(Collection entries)
************
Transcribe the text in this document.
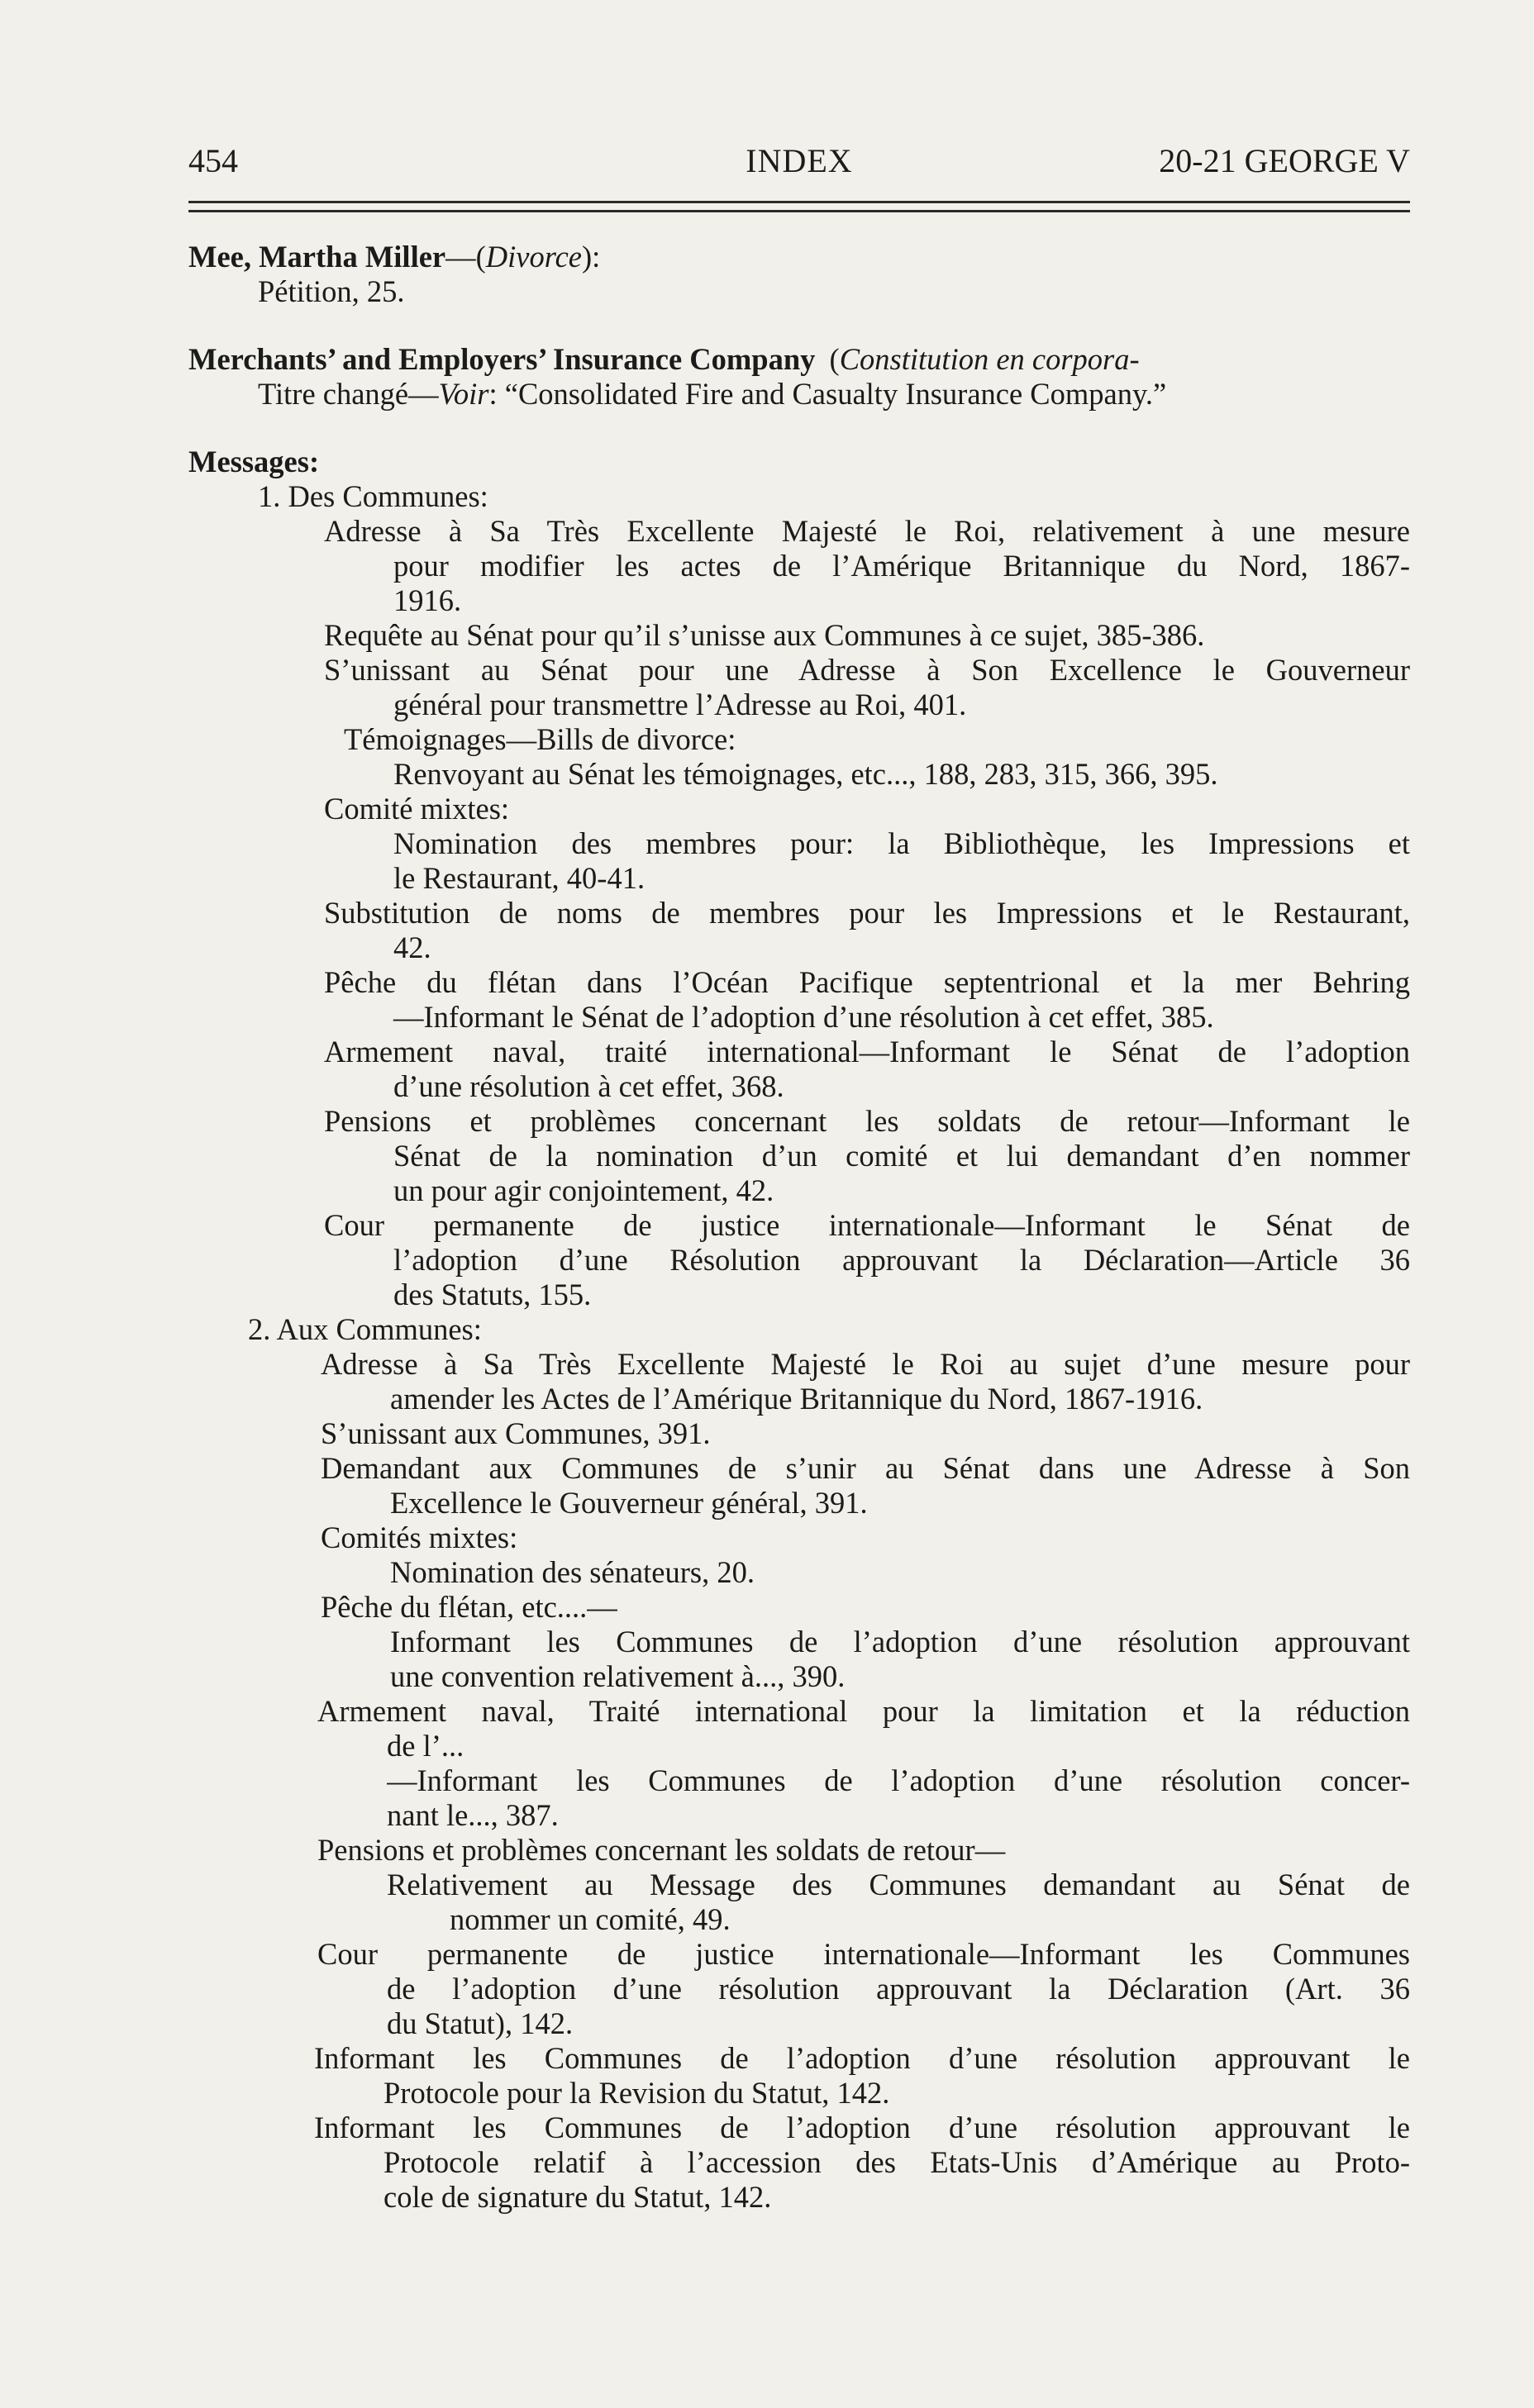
454	INDEX	20-21 GEORGE V
Mee, Martha Miller—(Divorce):
Pétition, 25.
Merchants’ and Employers’ Insurance Company (Constitution en corpora-
Titre changé—Voir: “Consolidated Fire and Casualty Insurance Company.”
Messages:
1. Des Communes:
Adresse à Sa Très Excellente Majesté le Roi, relativement à une mesure
pour modifier les actes de l’Amérique Britannique du Nord, 1867-
1916.
Requête au Sénat pour qu’il s’unisse aux Communes à ce sujet, 385-386.
S’unissant au Sénat pour une Adresse à Son Excellence le Gouverneur
général pour transmettre l’Adresse au Roi, 401.
Témoignages—Bills de divorce:
Renvoyant au Sénat les témoignages, etc..., 188, 283, 315, 366, 395.
Comité mixtes:
Nomination des membres pour: la Bibliothèque, les Impressions et
le Restaurant, 40-41.
Substitution de noms de membres pour les Impressions et le Restaurant,
42.
Pêche du flétan dans l’Océan Pacifique septentrional et la mer Behring
—Informant le Sénat de l’adoption d’une résolution à cet effet, 385.
Armement naval, traité international—Informant le Sénat de l’adoption
d’une résolution à cet effet, 368.
Pensions et problèmes concernant les soldats de retour—Informant le
Sénat de la nomination d’un comité et lui demandant d’en nommer
un pour agir conjointement, 42.
Cour permanente de justice internationale—Informant le Sénat de
l’adoption d’une Résolution approuvant la Déclaration—Article 36
des Statuts, 155.
2. Aux Communes:
Adresse à Sa Très Excellente Majesté le Roi au sujet d’une mesure pour
amender les Actes de l’Amérique Britannique du Nord, 1867-1916.
S’unissant aux Communes, 391.
Demandant aux Communes de s’unir au Sénat dans une Adresse à Son
Excellence le Gouverneur général, 391.
Comités mixtes:
Nomination des sénateurs, 20.
Pêche du flétan, etc....—
Informant les Communes de l’adoption d’une résolution approuvant
une convention relativement à..., 390.
Armement naval, Traité international pour la limitation et la réduction
de l’...
—Informant les Communes de l’adoption d’une résolution concer-
nant le..., 387.
Pensions et problèmes concernant les soldats de retour—
Relativement au Message des Communes demandant au Sénat de
nommer un comité, 49.
Cour permanente de justice internationale—Informant les Communes
de l’adoption d’une résolution approuvant la Déclaration (Art. 36
du Statut), 142.
Informant les Communes de l’adoption d’une résolution approuvant le
Protocole pour la Revision du Statut, 142.
Informant les Communes de l’adoption d’une résolution approuvant le
Protocole relatif à l’accession des Etats-Unis d’Amérique au Proto-
cole de signature du Statut, 142.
************
● PROBLEM TO SOLVE
Select and copy every line from the records that includes the word "Gouverneur".

● PROBLEM SOLUTION
S’unissant au Sénat pour une Adresse à Son Excellence le Gouverneur
Excellence le Gouverneur général, 391.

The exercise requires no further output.